* **INSTRUCTIONS FOR THE TASK**: Transcribe everything in the data word for word. Pictures are left out.

* **DATA**:
===============
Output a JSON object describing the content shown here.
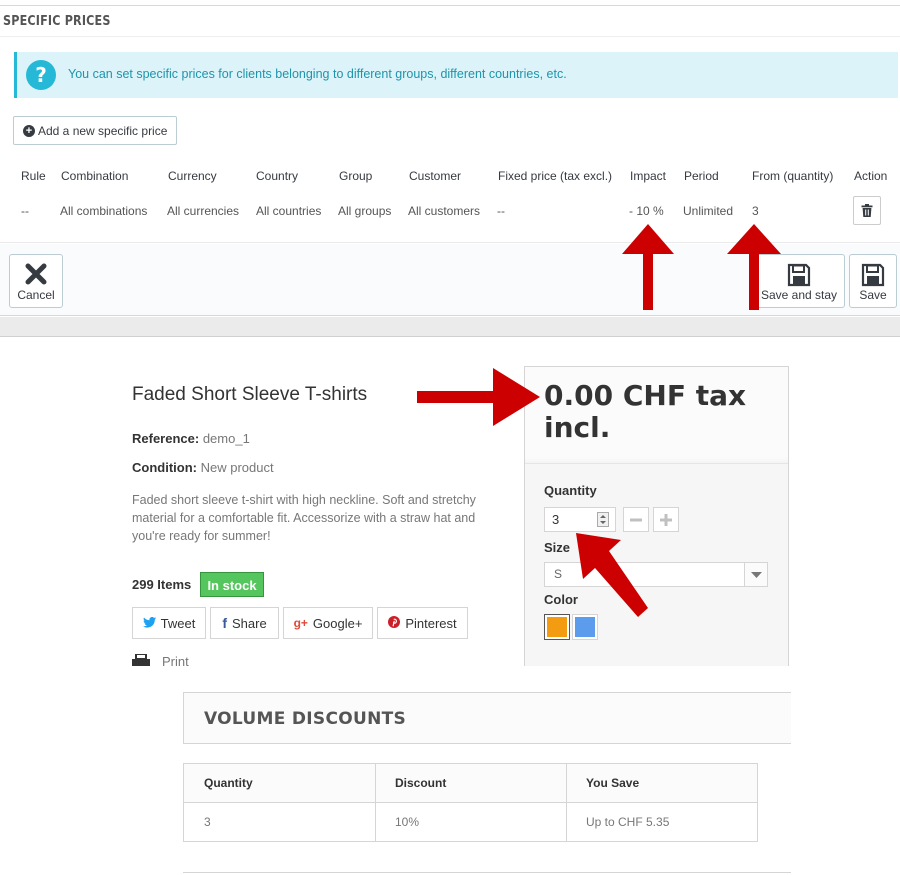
{
  "admin": {
    "heading": "SPECIFIC PRICES",
    "info_alert": "You can set specific prices for clients belonging to different groups, different countries, etc.",
    "add_button": "Add a new specific price",
    "table": {
      "headers": [
        "Rule",
        "Combination",
        "Currency",
        "Country",
        "Group",
        "Customer",
        "Fixed price (tax excl.)",
        "Impact",
        "Period",
        "From (quantity)",
        "Action"
      ],
      "rows": [
        [
          "--",
          "All combinations",
          "All currencies",
          "All countries",
          "All groups",
          "All customers",
          "--",
          "- 10 %",
          "Unlimited",
          "3"
        ]
      ]
    },
    "footer": {
      "cancel": "Cancel",
      "save_and_stay": "Save and stay",
      "save": "Save"
    }
  },
  "product": {
    "title": "Faded Short Sleeve T-shirts",
    "reference_label": "Reference:",
    "reference_value": "demo_1",
    "condition_label": "Condition:",
    "condition_value": "New product",
    "description": "Faded short sleeve t-shirt with high neckline. Soft and stretchy material for a comfortable fit. Accessorize with a straw hat and you're ready for summer!",
    "items": "299 Items",
    "stock_badge": "In stock",
    "social": [
      {
        "icon": "twitter-icon",
        "label": "Tweet"
      },
      {
        "icon": "facebook-icon",
        "label": "Share"
      },
      {
        "icon": "google-plus-icon",
        "label": "Google+"
      },
      {
        "icon": "pinterest-icon",
        "label": "Pinterest"
      }
    ],
    "print": "Print",
    "price": "0.00 CHF tax incl.",
    "quantity_label": "Quantity",
    "quantity_value": "3",
    "size_label": "Size",
    "size_value": "S",
    "color_label": "Color",
    "colors": [
      "#f39c11",
      "#5d9cec"
    ]
  },
  "volume_discounts": {
    "title": "VOLUME DISCOUNTS",
    "headers": [
      "Quantity",
      "Discount",
      "You Save"
    ],
    "rows": [
      [
        "3",
        "10%",
        "Up to CHF 5.35"
      ]
    ]
  },
  "colors": {
    "accent": "#25b9d7",
    "annotation_arrow": "#cc0000",
    "stock_green": "#55c65e"
  }
}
===============
* **SOLUTION TO THIS TASK**:
Output a JSON object describing the content shown here.
{
  "admin": {
    "heading": "SPECIFIC PRICES",
    "info_alert": "You can set specific prices for clients belonging to different groups, different countries, etc.",
    "add_button": "Add a new specific price",
    "table": {
      "headers": [
        "Rule",
        "Combination",
        "Currency",
        "Country",
        "Group",
        "Customer",
        "Fixed price (tax excl.)",
        "Impact",
        "Period",
        "From (quantity)",
        "Action"
      ],
      "rows": [
        [
          "--",
          "All combinations",
          "All currencies",
          "All countries",
          "All groups",
          "All customers",
          "--",
          "- 10 %",
          "Unlimited",
          "3"
        ]
      ]
    },
    "footer": {
      "cancel": "Cancel",
      "save_and_stay": "Save and stay",
      "save": "Save"
    }
  },
  "product": {
    "title": "Faded Short Sleeve T-shirts",
    "reference_label": "Reference:",
    "reference_value": "demo_1",
    "condition_label": "Condition:",
    "condition_value": "New product",
    "description": "Faded short sleeve t-shirt with high neckline. Soft and stretchy material for a comfortable fit. Accessorize with a straw hat and you're ready for summer!",
    "items": "299 Items",
    "stock_badge": "In stock",
    "social": [
      {
        "icon": "twitter-icon",
        "label": "Tweet"
      },
      {
        "icon": "facebook-icon",
        "label": "Share"
      },
      {
        "icon": "google-plus-icon",
        "label": "Google+"
      },
      {
        "icon": "pinterest-icon",
        "label": "Pinterest"
      }
    ],
    "print": "Print",
    "price": "0.00 CHF tax incl.",
    "quantity_label": "Quantity",
    "quantity_value": "3",
    "size_label": "Size",
    "size_value": "S",
    "color_label": "Color",
    "colors": [
      "#f39c11",
      "#5d9cec"
    ]
  },
  "volume_discounts": {
    "title": "VOLUME DISCOUNTS",
    "headers": [
      "Quantity",
      "Discount",
      "You Save"
    ],
    "rows": [
      [
        "3",
        "10%",
        "Up to CHF 5.35"
      ]
    ]
  },
  "colors": {
    "accent": "#25b9d7",
    "annotation_arrow": "#cc0000",
    "stock_green": "#55c65e"
  }
}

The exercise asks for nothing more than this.